What this task involves
Set down every entry again word for word, please, but skip the pictures.

Material for the task

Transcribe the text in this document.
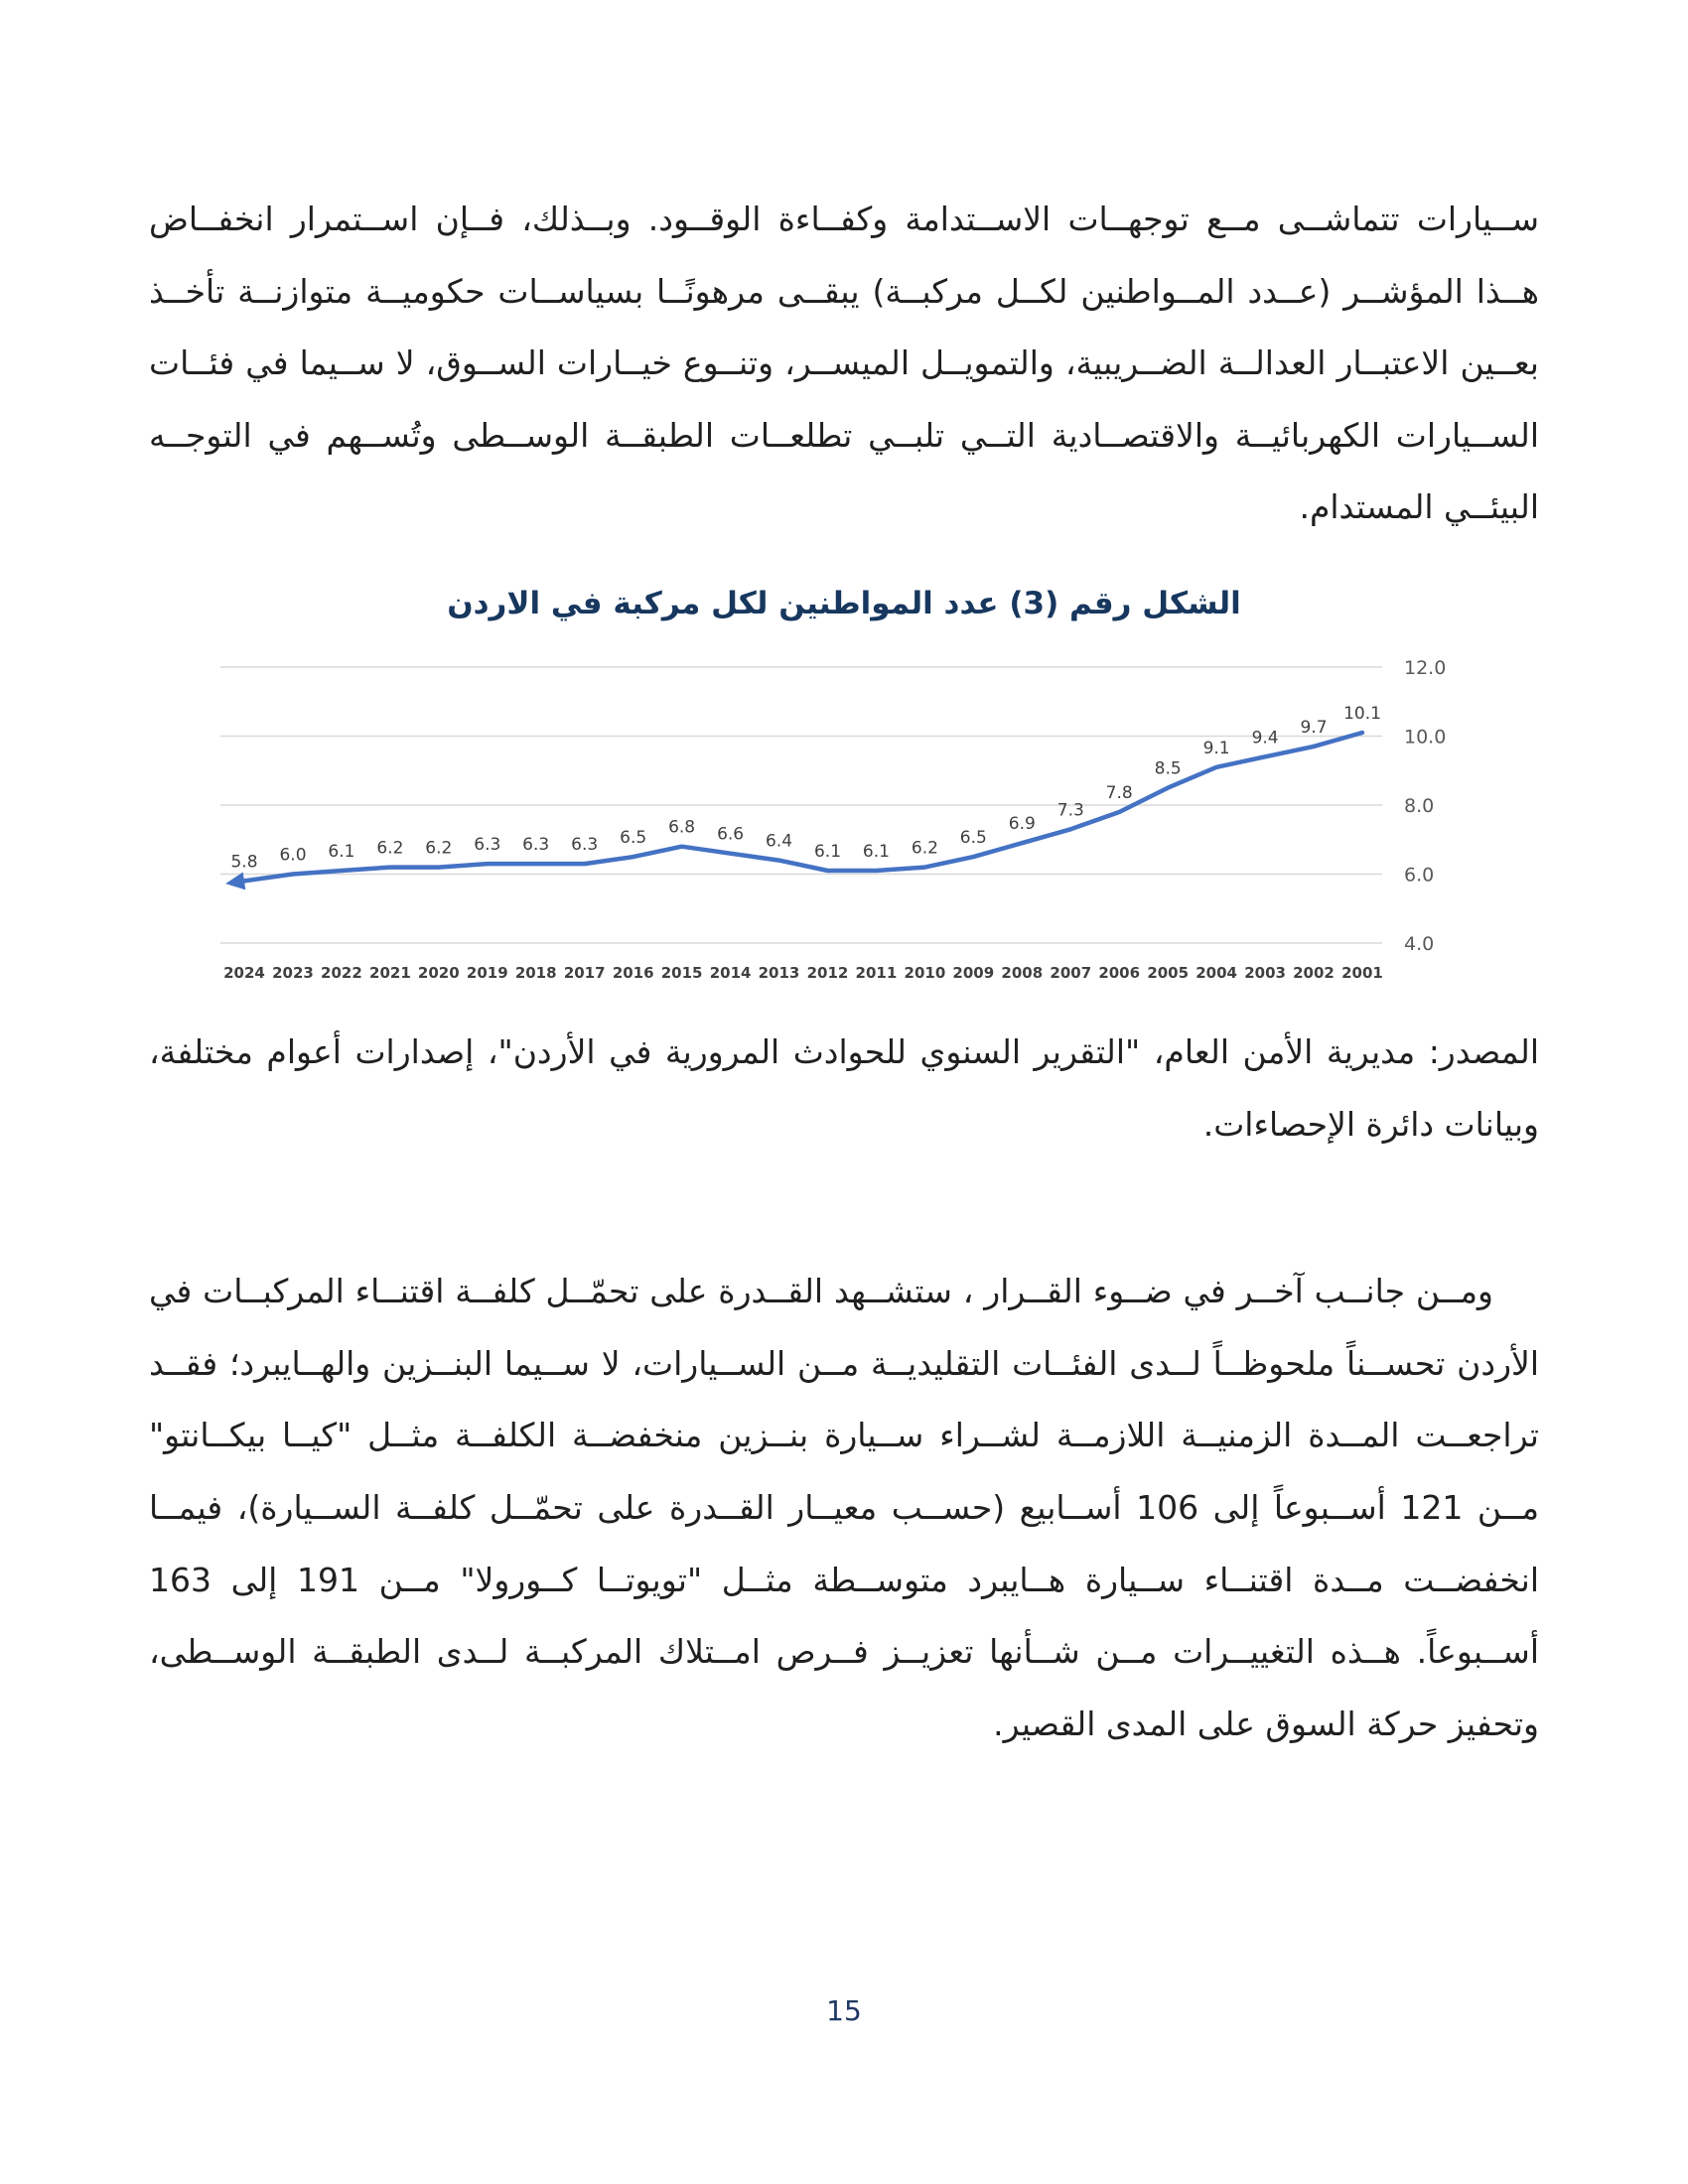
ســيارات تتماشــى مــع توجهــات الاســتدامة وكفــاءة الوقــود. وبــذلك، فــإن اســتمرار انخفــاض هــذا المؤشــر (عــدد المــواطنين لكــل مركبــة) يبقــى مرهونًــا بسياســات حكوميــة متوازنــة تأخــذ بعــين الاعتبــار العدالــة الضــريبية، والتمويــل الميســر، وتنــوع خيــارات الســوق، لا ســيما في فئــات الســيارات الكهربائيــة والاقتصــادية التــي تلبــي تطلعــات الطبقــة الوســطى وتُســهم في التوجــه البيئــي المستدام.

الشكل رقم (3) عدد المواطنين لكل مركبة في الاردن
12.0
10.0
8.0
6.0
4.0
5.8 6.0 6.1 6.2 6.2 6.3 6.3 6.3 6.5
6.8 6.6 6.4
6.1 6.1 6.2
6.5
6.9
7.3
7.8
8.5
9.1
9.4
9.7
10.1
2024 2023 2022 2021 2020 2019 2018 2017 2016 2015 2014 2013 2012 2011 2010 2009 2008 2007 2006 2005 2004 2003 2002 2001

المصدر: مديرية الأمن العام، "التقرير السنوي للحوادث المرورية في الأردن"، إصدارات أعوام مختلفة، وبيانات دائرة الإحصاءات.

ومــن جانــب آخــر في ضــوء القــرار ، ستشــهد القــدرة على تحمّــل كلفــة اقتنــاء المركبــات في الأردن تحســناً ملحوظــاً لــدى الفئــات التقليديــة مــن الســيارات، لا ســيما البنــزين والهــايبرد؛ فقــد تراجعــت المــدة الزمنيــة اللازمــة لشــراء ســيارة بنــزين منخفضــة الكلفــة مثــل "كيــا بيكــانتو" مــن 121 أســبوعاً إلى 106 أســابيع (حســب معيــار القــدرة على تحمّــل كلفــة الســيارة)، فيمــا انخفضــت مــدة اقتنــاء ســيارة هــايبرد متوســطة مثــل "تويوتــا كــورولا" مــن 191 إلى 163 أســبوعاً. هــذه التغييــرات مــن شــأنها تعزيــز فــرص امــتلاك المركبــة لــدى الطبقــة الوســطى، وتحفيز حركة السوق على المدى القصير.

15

Written response
Transcribe the text in this document.
ســيارات تتماشــى مــع توجهــات الاســتدامة وكفــاءة الوقــود. وبــذلك، فــإن اســتمرار انخفــاض هــذا المؤشــر (عــدد المــواطنين لكــل مركبــة) يبقــى مرهونًــا بسياســات حكوميــة متوازنــة تأخــذ بعــين الاعتبــار العدالــة الضــريبية، والتمويــل الميســر، وتنــوع خيــارات الســوق، لا ســيما في فئــات الســيارات الكهربائيــة والاقتصــادية التــي تلبــي تطلعــات الطبقــة الوســطى وتُســهم في التوجــه البيئــي المستدام.

الشكل رقم (3) عدد المواطنين لكل مركبة في الاردن
12.0
10.0
8.0
6.0
4.0
5.8 6.0 6.1 6.2 6.2 6.3 6.3 6.3 6.5
6.8 6.6 6.4
6.1 6.1 6.2
6.5
6.9
7.3
7.8
8.5
9.1
9.4
9.7
10.1
2024 2023 2022 2021 2020 2019 2018 2017 2016 2015 2014 2013 2012 2011 2010 2009 2008 2007 2006 2005 2004 2003 2002 2001

المصدر: مديرية الأمن العام، "التقرير السنوي للحوادث المرورية في الأردن"، إصدارات أعوام مختلفة، وبيانات دائرة الإحصاءات.

ومــن جانــب آخــر في ضــوء القــرار ، ستشــهد القــدرة على تحمّــل كلفــة اقتنــاء المركبــات في الأردن تحســناً ملحوظــاً لــدى الفئــات التقليديــة مــن الســيارات، لا ســيما البنــزين والهــايبرد؛ فقــد تراجعــت المــدة الزمنيــة اللازمــة لشــراء ســيارة بنــزين منخفضــة الكلفــة مثــل "كيــا بيكــانتو" مــن 121 أســبوعاً إلى 106 أســابيع (حســب معيــار القــدرة على تحمّــل كلفــة الســيارة)، فيمــا انخفضــت مــدة اقتنــاء ســيارة هــايبرد متوســطة مثــل "تويوتــا كــورولا" مــن 191 إلى 163 أســبوعاً. هــذه التغييــرات مــن شــأنها تعزيــز فــرص امــتلاك المركبــة لــدى الطبقــة الوســطى، وتحفيز حركة السوق على المدى القصير.

15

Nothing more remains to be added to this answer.